▶ What the task requires
What lines of the data include the string "Galvanized"? Copy them all.

──────── Stored records

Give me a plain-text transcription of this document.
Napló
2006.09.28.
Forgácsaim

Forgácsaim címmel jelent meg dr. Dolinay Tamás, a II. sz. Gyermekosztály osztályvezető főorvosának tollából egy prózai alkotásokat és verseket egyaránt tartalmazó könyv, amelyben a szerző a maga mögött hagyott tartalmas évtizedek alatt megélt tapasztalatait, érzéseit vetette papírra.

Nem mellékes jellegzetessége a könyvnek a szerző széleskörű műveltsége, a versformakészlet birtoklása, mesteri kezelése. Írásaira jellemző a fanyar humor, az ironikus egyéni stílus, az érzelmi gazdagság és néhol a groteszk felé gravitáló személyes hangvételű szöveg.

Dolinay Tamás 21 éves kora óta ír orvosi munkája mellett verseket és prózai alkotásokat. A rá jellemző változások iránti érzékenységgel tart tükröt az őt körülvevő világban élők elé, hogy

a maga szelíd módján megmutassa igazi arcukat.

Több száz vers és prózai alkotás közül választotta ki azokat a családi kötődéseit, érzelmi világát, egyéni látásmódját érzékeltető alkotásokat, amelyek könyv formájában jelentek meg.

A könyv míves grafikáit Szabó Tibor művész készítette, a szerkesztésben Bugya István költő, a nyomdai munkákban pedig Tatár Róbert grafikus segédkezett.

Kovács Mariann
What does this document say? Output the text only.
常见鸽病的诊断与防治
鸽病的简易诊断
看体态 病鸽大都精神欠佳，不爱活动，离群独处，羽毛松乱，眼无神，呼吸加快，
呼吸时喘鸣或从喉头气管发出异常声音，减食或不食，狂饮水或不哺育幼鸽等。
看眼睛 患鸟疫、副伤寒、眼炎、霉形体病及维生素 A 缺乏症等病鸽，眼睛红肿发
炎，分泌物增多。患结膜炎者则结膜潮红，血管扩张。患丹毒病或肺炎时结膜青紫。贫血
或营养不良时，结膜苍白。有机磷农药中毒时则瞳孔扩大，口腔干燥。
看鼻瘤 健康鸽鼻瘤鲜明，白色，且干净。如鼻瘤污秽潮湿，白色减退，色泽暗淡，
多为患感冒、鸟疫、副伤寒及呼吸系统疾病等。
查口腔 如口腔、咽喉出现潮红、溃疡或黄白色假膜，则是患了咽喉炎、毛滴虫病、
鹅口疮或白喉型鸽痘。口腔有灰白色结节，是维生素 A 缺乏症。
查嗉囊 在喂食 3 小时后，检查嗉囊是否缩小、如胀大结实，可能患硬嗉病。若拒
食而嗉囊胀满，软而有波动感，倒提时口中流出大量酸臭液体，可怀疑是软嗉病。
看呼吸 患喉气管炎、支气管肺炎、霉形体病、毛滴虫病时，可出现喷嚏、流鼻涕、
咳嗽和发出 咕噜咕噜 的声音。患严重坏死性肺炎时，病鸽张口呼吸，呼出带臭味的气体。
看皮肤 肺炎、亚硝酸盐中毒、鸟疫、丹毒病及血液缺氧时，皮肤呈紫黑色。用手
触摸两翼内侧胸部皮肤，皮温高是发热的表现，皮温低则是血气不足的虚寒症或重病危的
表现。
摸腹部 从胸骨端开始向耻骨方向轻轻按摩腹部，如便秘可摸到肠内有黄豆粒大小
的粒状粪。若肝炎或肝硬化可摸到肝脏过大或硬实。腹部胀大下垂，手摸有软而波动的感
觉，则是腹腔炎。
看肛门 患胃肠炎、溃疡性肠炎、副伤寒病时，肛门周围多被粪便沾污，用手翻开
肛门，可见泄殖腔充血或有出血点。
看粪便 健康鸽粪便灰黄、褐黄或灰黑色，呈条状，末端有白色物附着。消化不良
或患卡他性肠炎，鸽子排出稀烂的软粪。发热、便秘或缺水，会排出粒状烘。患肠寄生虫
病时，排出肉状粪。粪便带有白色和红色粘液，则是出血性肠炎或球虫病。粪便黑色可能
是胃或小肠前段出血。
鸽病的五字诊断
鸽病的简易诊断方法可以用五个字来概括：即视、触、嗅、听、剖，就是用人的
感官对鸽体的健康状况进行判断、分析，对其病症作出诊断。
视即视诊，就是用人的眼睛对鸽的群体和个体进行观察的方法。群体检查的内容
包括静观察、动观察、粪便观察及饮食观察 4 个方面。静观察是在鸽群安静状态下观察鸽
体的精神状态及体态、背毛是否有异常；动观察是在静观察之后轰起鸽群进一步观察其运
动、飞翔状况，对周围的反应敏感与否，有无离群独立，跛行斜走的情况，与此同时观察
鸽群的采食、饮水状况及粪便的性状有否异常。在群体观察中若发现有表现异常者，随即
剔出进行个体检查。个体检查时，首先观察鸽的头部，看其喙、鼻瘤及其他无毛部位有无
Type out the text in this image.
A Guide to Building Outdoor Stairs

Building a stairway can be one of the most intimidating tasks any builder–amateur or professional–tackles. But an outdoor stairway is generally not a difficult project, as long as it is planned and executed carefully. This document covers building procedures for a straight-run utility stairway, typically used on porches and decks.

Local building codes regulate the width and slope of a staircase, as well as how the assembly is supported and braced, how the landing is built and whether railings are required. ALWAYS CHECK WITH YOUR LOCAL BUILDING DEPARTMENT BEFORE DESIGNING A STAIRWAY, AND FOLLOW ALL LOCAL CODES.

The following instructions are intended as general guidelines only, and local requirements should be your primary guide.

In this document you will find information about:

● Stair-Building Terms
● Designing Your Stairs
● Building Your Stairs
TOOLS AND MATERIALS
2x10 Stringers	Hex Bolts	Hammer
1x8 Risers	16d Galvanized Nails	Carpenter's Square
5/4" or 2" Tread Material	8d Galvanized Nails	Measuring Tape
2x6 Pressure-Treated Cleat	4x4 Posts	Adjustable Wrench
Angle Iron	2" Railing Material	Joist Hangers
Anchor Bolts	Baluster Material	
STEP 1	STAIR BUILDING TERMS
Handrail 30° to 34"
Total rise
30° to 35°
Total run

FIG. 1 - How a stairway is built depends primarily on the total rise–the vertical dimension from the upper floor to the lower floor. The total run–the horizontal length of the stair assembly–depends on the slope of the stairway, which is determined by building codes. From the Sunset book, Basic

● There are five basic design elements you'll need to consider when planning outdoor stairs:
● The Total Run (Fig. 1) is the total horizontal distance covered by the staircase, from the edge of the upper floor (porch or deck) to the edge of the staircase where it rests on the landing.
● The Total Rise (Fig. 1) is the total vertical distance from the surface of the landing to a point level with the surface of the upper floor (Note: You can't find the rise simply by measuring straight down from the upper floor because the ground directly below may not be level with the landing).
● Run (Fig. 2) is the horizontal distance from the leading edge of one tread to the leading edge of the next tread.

────────────────

▶ Written solution
1x8 Risers	16d Galvanized Nails	Carpenter's Square
5/4" or 2" Tread Material	8d Galvanized Nails	Measuring Tape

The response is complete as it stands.